## Given task:
Return every record below exactly as written, but leave out the pictures.

## Data section:
+ + + +

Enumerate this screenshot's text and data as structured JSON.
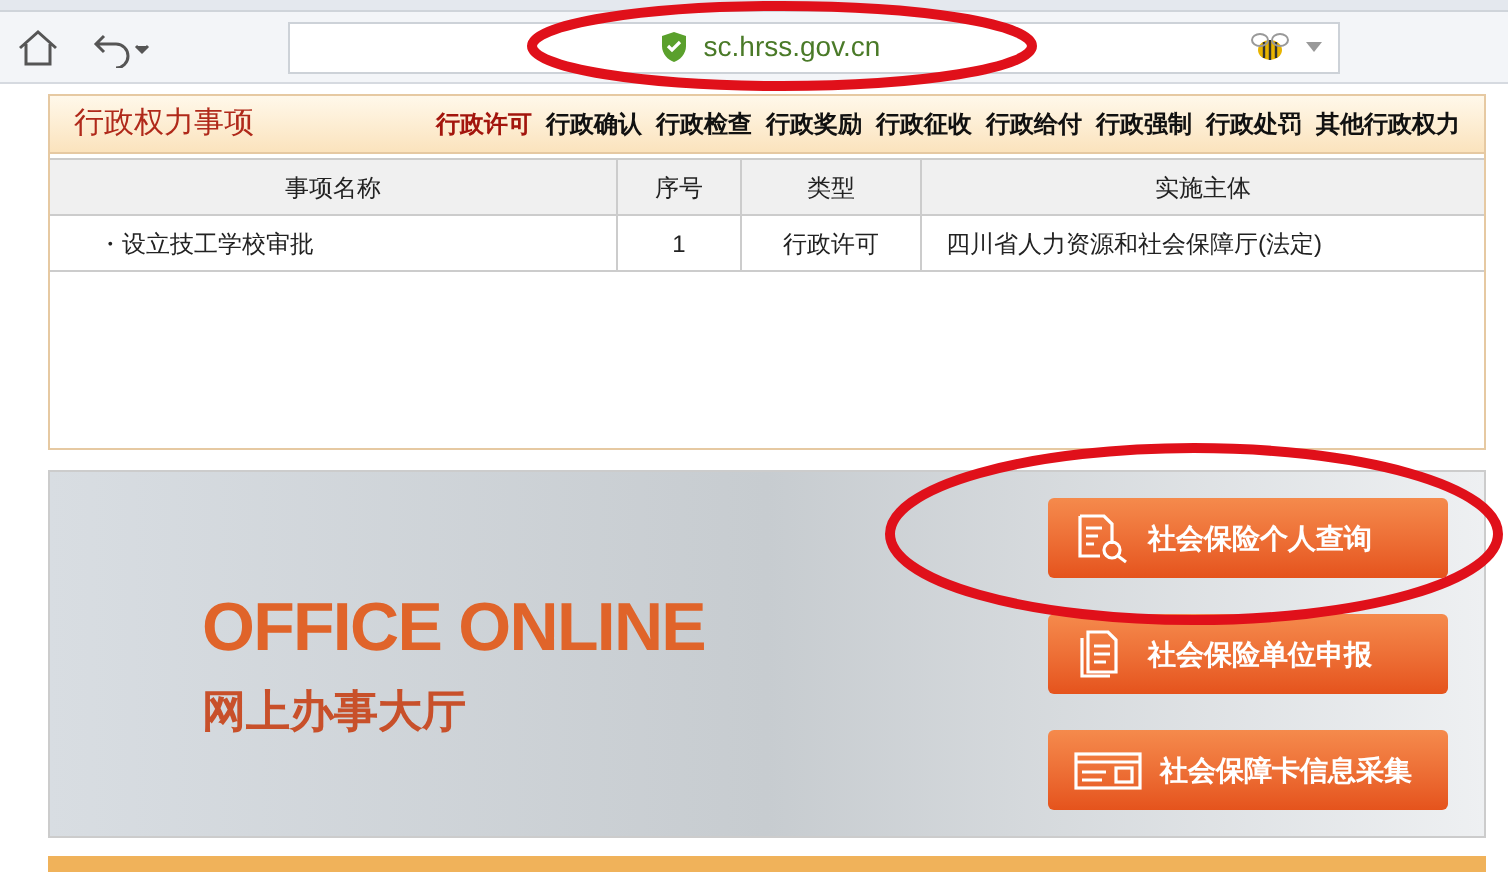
{
  "browser": {
    "address": "sc.hrss.gov.cn"
  },
  "panel": {
    "title": "行政权力事项",
    "tabs": [
      {
        "label": "行政许可",
        "selected": true
      },
      {
        "label": "行政确认",
        "selected": false
      },
      {
        "label": "行政检查",
        "selected": false
      },
      {
        "label": "行政奖励",
        "selected": false
      },
      {
        "label": "行政征收",
        "selected": false
      },
      {
        "label": "行政给付",
        "selected": false
      },
      {
        "label": "行政强制",
        "selected": false
      },
      {
        "label": "行政处罚",
        "selected": false
      },
      {
        "label": "其他行政权力",
        "selected": false
      }
    ],
    "table": {
      "columns": [
        "事项名称",
        "序号",
        "类型",
        "实施主体"
      ],
      "rows": [
        [
          "・设立技工学校审批",
          "1",
          "行政许可",
          "四川省人力资源和社会保障厅(法定)"
        ]
      ]
    }
  },
  "banner": {
    "heading": "OFFICE ONLINE",
    "subheading": "网上办事大厅",
    "buttons": [
      {
        "label": "社会保险个人查询",
        "kind": "search"
      },
      {
        "label": "社会保险单位申报",
        "kind": "document"
      },
      {
        "label": "社会保障卡信息采集",
        "kind": "card"
      }
    ]
  }
}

+ + + +

## Answer:
Enumerate this screenshot's text and data as structured JSON.
{
  "browser": {
    "address": "sc.hrss.gov.cn"
  },
  "panel": {
    "title": "行政权力事项",
    "tabs": [
      {
        "label": "行政许可",
        "selected": true
      },
      {
        "label": "行政确认",
        "selected": false
      },
      {
        "label": "行政检查",
        "selected": false
      },
      {
        "label": "行政奖励",
        "selected": false
      },
      {
        "label": "行政征收",
        "selected": false
      },
      {
        "label": "行政给付",
        "selected": false
      },
      {
        "label": "行政强制",
        "selected": false
      },
      {
        "label": "行政处罚",
        "selected": false
      },
      {
        "label": "其他行政权力",
        "selected": false
      }
    ],
    "table": {
      "columns": [
        "事项名称",
        "序号",
        "类型",
        "实施主体"
      ],
      "rows": [
        [
          "・设立技工学校审批",
          "1",
          "行政许可",
          "四川省人力资源和社会保障厅(法定)"
        ]
      ]
    }
  },
  "banner": {
    "heading": "OFFICE ONLINE",
    "subheading": "网上办事大厅",
    "buttons": [
      {
        "label": "社会保险个人查询",
        "kind": "search"
      },
      {
        "label": "社会保险单位申报",
        "kind": "document"
      },
      {
        "label": "社会保障卡信息采集",
        "kind": "card"
      }
    ]
  }
}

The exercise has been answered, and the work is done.